# Written exercise
Images embedded in the records are excluded; print everything else exactly as given.

** Begin Raw records **

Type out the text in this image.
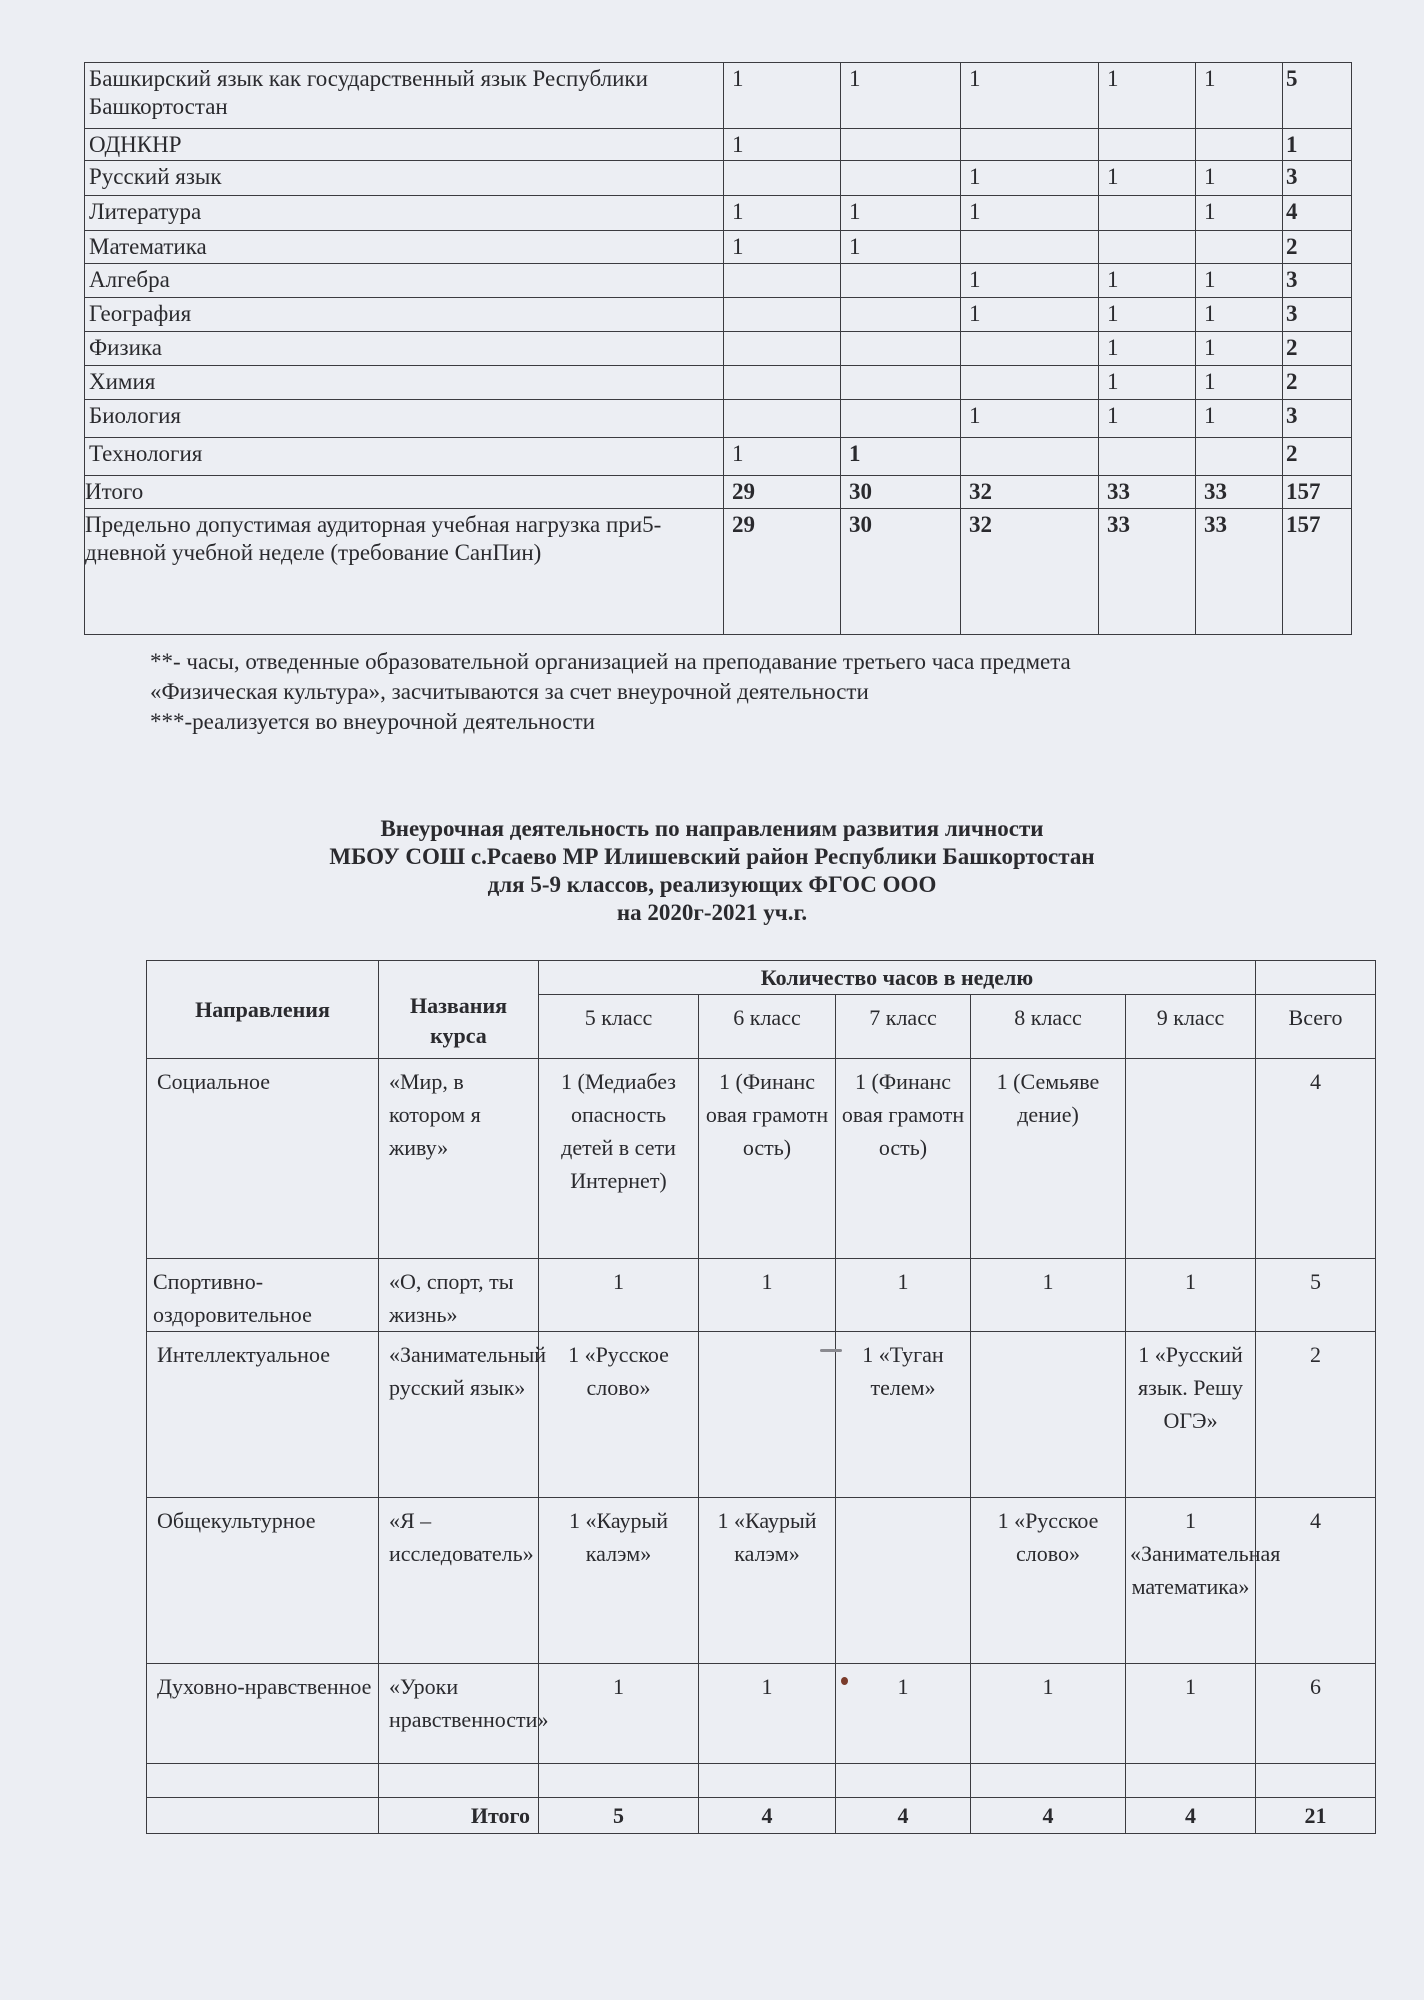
Башкирский язык как государственный язык Республики Башкортостан	1	1	1	1	1	5
ОДНКНР	1					1
Русский язык			1	1	1	3
Литература	1	1	1		1	4
Математика	1	1				2
Алгебра			1	1	1	3
География			1	1	1	3
Физика				1	1	2
Химия				1	1	2
Биология			1	1	1	3
Технология	1	1				2
Итого	29	30	32	33	33	157
Предельно допустимая аудиторная учебная нагрузка при5-дневной учебной неделе (требование СанПин)	29	30	32	33	33	157
**- часы, отведенные образовательной организацией на преподавание третьего часа предмета
«Физическая культура», засчитываются за счет внеурочной деятельности
***-реализуется во внеурочной деятельности
Внеурочная деятельность по направлениям развития личности
МБОУ СОШ с.Рсаево МР Илишевский район Республики Башкортостан
для 5-9 классов, реализующих ФГОС ООО
на 2020г-2021 уч.г.
Направления	Названия курса	Количество часов в неделю					
		5 класс	6 класс	7 класс	8 класс	9 класс	Всего
Социальное	«Мир, в котором я живу»	1 (Медиабез опасность детей в сети Интернет)	1 (Финанс овая грамотн ость)	1 (Финанс овая грамотн ость)	1 (Семьяве дение)		4
Спортивно-оздоровительное	«О, спорт, ты жизнь»	1	1	1	1	1	5
Интеллектуальное	«Занимательный русский язык»	1 «Русское слово»		1 «Туган телем»		1 «Русский язык. Решу ОГЭ»	2
Общекультурное	«Я – исследователь»	1 «Каурый калэм»	1 «Каурый калэм»		1 «Русское слово»	1 «Занимательная математика»	4
Духовно-нравственное	«Уроки нравственности»	1	1	1	1	1	6

	Итого	5	4	4	4	4	21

** End Raw records **

# Exercise solution
Type out the text in this image.
Башкирский язык как государственный язык Республики Башкортостан	1	1	1	1	1	5
ОДНКНР	1					1
Русский язык			1	1	1	3
Литература	1	1	1		1	4
Математика	1	1				2
Алгебра			1	1	1	3
География			1	1	1	3
Физика				1	1	2
Химия				1	1	2
Биология			1	1	1	3
Технология	1	1				2
Итого	29	30	32	33	33	157
Предельно допустимая аудиторная учебная нагрузка при5-дневной учебной неделе (требование СанПин)	29	30	32	33	33	157
**- часы, отведенные образовательной организацией на преподавание третьего часа предмета
«Физическая культура», засчитываются за счет внеурочной деятельности
***-реализуется во внеурочной деятельности
Внеурочная деятельность по направлениям развития личности
МБОУ СОШ с.Рсаево МР Илишевский район Республики Башкортостан
для 5-9 классов, реализующих ФГОС ООО
на 2020г-2021 уч.г.
Направления	Названия курса	Количество часов в неделю					
		5 класс	6 класс	7 класс	8 класс	9 класс	Всего
Социальное	«Мир, в котором я живу»	1 (Медиабез опасность детей в сети Интернет)	1 (Финанс овая грамотн ость)	1 (Финанс овая грамотн ость)	1 (Семьяве дение)		4
Спортивно-оздоровительное	«О, спорт, ты жизнь»	1	1	1	1	1	5
Интеллектуальное	«Занимательный русский язык»	1 «Русское слово»		1 «Туган телем»		1 «Русский язык. Решу ОГЭ»	2
Общекультурное	«Я – исследователь»	1 «Каурый калэм»	1 «Каурый калэм»		1 «Русское слово»	1 «Занимательная математика»	4
Духовно-нравственное	«Уроки нравственности»	1	1	1	1	1	6

	Итого	5	4	4	4	4	21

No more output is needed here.